Tell how many lines contain the word "Family". Reply with the number only.

——————————

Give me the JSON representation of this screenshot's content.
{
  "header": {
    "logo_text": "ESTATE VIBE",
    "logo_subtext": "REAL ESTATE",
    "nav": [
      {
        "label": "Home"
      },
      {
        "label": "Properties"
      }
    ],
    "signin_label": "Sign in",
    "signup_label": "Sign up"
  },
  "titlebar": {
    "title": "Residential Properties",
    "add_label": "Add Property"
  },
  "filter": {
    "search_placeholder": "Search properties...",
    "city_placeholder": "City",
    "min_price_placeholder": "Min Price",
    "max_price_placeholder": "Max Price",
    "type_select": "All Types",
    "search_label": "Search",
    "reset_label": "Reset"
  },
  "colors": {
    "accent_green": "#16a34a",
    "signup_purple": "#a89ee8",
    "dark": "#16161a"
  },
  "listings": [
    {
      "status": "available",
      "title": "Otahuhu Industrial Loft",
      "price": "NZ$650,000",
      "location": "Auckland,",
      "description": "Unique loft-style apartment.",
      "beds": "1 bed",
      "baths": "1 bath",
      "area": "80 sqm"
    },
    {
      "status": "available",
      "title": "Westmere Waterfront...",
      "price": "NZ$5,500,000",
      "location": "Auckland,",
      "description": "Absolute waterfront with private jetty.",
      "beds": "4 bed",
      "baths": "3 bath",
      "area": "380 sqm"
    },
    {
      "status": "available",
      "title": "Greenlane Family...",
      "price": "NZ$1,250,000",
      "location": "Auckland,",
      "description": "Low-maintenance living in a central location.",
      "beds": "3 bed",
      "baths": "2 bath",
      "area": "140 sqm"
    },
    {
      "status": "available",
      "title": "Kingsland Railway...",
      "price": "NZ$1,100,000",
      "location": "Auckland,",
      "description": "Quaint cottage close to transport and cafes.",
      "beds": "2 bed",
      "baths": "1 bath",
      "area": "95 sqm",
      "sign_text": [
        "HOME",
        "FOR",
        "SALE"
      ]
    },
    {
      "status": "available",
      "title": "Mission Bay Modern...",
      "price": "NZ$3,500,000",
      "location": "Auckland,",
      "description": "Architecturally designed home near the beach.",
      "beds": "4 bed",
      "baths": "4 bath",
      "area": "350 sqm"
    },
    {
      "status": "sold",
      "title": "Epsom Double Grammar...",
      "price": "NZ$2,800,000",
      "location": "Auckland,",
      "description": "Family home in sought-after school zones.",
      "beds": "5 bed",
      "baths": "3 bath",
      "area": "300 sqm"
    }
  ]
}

——————————

Correct result: 2